Reproduce the part of the listing that opens with the line containing "Enumerate the UI" and closes with the line containing "code-cell: D: [761, 421, 798, 466]", swapping "Daily Average" for "Mean Daily" and changing nothing else.

**** Records shown

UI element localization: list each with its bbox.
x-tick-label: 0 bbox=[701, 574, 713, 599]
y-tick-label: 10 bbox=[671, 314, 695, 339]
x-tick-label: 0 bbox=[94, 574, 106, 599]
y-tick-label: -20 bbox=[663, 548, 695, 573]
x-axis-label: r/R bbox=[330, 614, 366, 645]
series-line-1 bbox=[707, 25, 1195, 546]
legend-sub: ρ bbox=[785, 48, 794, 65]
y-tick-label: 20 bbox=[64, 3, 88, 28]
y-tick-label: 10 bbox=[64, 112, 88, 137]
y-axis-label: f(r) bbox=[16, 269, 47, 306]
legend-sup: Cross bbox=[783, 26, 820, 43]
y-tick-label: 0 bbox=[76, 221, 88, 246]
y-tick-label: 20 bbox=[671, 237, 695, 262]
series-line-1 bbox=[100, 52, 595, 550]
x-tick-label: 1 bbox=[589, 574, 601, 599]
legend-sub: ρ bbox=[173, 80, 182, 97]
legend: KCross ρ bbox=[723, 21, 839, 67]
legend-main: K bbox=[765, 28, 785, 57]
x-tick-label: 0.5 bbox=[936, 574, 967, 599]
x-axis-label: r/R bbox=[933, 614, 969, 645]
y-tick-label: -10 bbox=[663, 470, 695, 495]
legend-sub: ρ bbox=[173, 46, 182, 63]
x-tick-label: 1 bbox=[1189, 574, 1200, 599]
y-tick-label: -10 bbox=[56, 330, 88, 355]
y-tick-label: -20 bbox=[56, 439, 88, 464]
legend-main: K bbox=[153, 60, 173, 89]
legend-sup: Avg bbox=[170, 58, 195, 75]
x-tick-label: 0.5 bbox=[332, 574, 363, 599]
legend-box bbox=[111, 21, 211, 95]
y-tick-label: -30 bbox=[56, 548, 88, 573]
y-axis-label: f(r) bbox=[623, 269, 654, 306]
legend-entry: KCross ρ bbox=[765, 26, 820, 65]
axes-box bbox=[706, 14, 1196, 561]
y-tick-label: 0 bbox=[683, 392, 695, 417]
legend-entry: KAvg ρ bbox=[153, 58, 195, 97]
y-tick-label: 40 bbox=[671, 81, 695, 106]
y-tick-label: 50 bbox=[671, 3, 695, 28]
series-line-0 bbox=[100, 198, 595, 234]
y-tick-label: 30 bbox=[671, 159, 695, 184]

********
**** Records shown

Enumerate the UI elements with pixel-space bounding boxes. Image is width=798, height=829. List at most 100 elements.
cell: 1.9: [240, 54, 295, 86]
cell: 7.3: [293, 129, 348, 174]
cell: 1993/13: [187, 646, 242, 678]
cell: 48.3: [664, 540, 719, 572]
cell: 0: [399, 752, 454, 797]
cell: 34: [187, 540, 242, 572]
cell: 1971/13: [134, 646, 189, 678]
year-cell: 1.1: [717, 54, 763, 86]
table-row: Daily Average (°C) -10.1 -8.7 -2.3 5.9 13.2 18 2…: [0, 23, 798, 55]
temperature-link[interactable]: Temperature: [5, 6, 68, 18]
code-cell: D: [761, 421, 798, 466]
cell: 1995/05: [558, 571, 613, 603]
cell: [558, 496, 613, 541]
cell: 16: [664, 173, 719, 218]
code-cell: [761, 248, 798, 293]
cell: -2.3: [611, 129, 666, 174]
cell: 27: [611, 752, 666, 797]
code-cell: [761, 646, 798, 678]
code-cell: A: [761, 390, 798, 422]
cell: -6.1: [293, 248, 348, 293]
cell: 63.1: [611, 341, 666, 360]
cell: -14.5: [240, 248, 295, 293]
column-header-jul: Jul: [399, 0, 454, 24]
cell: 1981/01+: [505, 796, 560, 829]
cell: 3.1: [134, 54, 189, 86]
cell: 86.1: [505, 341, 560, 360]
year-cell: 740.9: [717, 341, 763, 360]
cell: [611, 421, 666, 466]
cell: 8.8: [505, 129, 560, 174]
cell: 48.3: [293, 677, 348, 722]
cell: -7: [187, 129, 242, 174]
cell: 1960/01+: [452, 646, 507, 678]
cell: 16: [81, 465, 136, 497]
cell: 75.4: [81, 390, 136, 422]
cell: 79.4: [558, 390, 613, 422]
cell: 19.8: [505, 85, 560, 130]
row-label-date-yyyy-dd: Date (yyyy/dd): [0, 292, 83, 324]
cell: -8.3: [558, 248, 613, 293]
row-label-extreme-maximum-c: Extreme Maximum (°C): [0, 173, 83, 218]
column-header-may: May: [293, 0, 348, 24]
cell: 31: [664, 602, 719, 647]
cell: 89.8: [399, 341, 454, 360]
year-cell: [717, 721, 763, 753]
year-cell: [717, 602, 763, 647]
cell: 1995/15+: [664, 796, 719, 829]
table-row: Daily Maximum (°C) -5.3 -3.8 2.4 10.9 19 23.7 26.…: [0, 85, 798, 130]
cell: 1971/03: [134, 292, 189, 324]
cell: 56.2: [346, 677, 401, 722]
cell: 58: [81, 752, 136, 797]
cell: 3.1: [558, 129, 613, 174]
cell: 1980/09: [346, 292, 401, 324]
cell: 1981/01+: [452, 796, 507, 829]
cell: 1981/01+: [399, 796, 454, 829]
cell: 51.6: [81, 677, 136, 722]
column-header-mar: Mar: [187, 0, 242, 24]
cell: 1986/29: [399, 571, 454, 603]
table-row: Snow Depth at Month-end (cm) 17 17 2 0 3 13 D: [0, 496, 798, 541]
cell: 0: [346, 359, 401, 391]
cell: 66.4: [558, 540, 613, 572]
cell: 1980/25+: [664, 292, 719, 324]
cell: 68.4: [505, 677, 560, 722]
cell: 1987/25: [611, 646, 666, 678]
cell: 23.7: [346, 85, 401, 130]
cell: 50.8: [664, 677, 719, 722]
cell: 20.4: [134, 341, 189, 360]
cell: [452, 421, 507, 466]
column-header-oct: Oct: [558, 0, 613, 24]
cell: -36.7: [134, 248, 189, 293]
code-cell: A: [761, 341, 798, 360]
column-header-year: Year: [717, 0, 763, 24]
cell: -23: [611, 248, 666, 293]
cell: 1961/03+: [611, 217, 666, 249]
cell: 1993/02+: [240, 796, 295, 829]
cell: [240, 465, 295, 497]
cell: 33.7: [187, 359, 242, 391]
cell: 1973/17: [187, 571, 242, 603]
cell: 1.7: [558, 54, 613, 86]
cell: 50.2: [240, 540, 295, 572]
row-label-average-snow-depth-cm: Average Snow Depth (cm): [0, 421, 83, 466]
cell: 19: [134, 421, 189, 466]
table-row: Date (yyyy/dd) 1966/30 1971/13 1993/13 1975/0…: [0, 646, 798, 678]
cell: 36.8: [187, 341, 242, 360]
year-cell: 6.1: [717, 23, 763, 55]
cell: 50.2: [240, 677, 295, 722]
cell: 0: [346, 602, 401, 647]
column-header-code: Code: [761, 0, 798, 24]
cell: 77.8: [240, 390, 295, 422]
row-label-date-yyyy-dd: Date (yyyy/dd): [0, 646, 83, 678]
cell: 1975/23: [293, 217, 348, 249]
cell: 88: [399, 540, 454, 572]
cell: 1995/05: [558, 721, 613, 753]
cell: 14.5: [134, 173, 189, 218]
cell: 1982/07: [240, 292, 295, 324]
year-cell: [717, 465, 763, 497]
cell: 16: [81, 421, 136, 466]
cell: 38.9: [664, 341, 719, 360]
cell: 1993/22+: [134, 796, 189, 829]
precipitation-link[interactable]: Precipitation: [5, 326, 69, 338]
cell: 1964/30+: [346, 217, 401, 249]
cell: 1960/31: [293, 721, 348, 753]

********
**** Records shown

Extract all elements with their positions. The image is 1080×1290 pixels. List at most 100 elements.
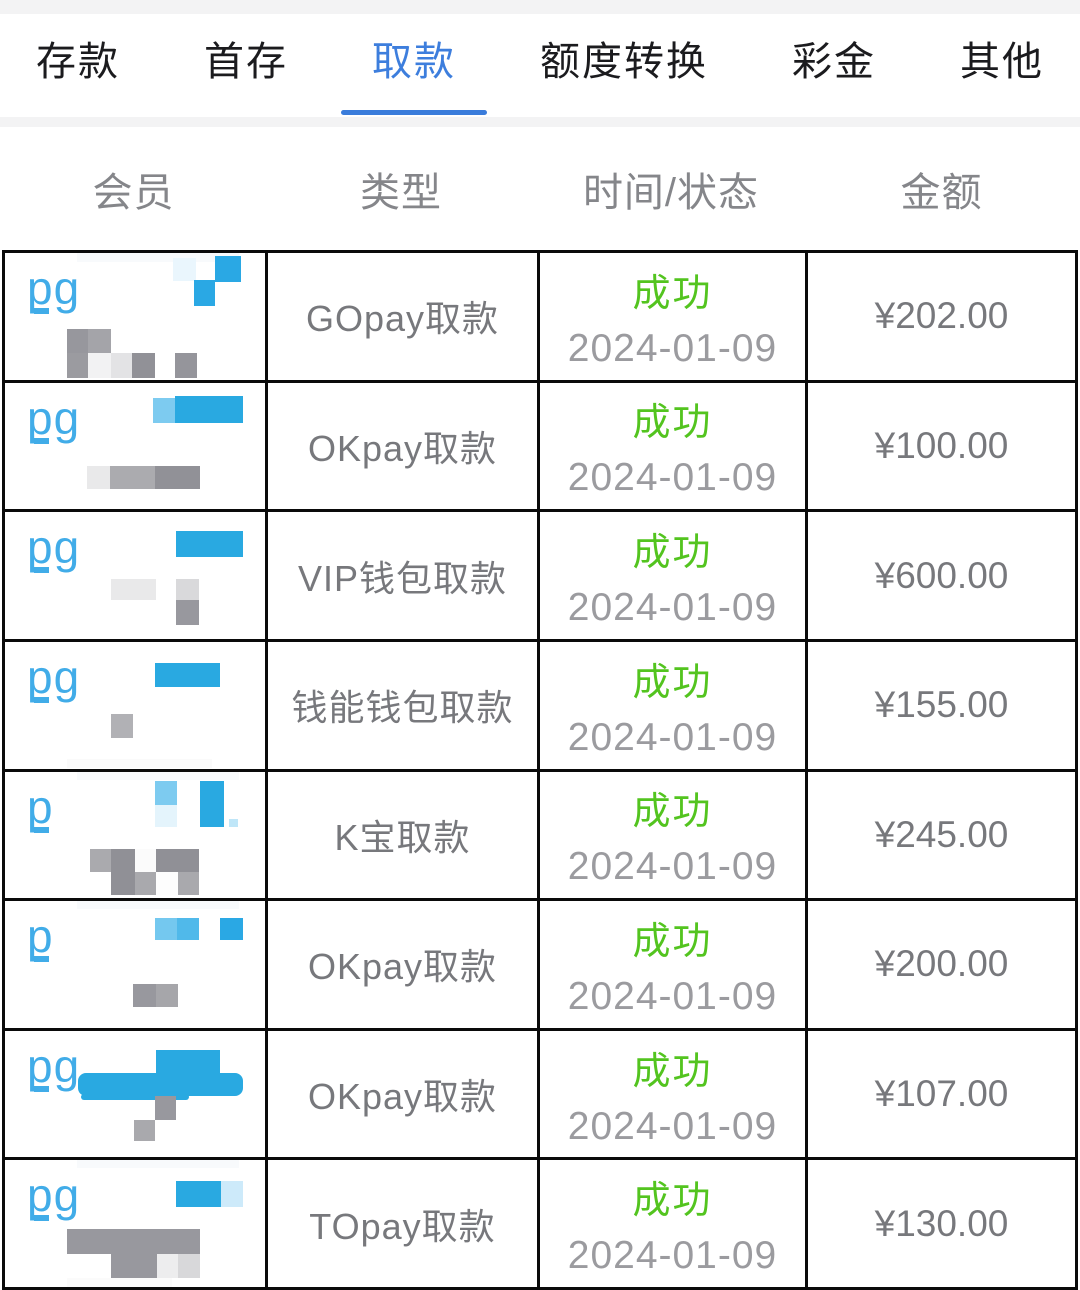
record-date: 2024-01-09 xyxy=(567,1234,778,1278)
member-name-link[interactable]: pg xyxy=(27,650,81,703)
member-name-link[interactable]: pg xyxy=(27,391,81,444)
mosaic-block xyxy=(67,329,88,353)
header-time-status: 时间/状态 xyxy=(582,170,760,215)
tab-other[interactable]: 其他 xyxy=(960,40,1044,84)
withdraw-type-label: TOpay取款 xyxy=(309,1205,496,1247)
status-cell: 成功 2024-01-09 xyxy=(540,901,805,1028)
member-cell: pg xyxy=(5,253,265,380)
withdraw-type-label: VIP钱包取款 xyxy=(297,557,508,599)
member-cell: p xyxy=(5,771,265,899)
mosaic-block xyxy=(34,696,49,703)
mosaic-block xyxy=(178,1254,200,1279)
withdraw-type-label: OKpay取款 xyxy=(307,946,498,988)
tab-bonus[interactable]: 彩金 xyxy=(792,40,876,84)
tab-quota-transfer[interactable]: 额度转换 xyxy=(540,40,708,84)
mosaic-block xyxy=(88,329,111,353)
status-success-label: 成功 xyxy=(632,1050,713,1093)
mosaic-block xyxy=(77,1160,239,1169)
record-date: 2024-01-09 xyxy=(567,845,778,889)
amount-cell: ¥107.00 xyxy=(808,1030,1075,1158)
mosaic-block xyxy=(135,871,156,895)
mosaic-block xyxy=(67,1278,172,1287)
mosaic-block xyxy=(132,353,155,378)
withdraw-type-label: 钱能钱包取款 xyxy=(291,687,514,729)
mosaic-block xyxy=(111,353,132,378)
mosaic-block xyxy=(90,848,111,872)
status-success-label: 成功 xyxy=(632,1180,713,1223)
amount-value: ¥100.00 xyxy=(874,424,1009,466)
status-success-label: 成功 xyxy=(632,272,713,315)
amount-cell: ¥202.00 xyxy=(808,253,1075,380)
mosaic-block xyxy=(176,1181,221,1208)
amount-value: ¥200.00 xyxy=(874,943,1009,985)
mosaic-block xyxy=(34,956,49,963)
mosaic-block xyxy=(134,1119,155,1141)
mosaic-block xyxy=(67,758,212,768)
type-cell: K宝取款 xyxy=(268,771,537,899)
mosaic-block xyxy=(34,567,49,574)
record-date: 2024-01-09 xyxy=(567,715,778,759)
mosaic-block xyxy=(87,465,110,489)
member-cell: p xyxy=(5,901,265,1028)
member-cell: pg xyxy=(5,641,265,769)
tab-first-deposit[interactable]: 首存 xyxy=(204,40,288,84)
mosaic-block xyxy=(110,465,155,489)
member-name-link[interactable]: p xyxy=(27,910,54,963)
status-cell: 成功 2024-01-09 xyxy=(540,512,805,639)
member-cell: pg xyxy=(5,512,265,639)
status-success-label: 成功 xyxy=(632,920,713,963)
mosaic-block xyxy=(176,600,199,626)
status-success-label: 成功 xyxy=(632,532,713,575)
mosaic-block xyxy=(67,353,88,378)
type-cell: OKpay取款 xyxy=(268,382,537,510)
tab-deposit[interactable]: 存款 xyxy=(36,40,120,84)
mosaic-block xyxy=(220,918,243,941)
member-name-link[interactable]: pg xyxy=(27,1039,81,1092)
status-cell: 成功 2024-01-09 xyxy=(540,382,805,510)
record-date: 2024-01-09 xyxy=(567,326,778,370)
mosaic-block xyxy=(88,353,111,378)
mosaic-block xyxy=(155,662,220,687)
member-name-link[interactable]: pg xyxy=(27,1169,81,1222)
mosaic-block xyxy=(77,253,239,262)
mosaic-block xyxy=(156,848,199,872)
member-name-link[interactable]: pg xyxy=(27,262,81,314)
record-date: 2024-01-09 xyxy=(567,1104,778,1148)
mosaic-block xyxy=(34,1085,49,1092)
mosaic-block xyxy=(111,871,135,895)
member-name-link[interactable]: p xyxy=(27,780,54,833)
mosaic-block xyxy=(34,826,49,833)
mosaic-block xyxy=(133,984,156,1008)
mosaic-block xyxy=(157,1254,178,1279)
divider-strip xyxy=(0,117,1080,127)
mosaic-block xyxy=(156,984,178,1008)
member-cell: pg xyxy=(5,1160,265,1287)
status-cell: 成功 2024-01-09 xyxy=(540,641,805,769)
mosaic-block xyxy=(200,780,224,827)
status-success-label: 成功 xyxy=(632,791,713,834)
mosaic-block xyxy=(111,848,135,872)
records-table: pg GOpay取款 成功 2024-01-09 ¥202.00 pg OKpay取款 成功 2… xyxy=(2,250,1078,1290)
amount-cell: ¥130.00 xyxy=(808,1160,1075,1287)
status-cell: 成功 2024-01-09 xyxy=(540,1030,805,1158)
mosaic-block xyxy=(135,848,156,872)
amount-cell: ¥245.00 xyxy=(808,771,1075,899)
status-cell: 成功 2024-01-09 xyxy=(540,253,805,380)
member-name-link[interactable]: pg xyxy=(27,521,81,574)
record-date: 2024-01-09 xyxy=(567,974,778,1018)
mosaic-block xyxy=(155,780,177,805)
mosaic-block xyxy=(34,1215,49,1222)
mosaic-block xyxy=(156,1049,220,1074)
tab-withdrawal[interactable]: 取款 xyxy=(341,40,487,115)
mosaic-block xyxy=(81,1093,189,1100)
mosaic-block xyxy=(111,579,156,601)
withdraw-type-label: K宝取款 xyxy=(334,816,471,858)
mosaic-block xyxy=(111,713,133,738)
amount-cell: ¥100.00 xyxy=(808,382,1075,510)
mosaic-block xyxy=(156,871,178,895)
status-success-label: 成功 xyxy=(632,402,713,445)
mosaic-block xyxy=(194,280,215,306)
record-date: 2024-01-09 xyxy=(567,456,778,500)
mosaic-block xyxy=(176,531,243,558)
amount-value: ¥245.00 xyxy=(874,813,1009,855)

********

> [Solution to this exercise]:
Enumerate the UI elements with pixel-space bounding boxes. Image is width=798, height=829. List at most 100 elements.
cell: 1.9: [240, 54, 295, 86]
cell: 7.3: [293, 129, 348, 174]
cell: 1993/13: [187, 646, 242, 678]
cell: 48.3: [664, 540, 719, 572]
cell: 0: [399, 752, 454, 797]
cell: 34: [187, 540, 242, 572]
cell: 1971/13: [134, 646, 189, 678]
year-cell: 1.1: [717, 54, 763, 86]
table-row: Mean Daily (°C) -10.1 -8.7 -2.3 5.9 13.2 18 2…: [0, 23, 798, 55]
temperature-link[interactable]: Temperature: [5, 6, 68, 18]
code-cell: D: [761, 421, 798, 466]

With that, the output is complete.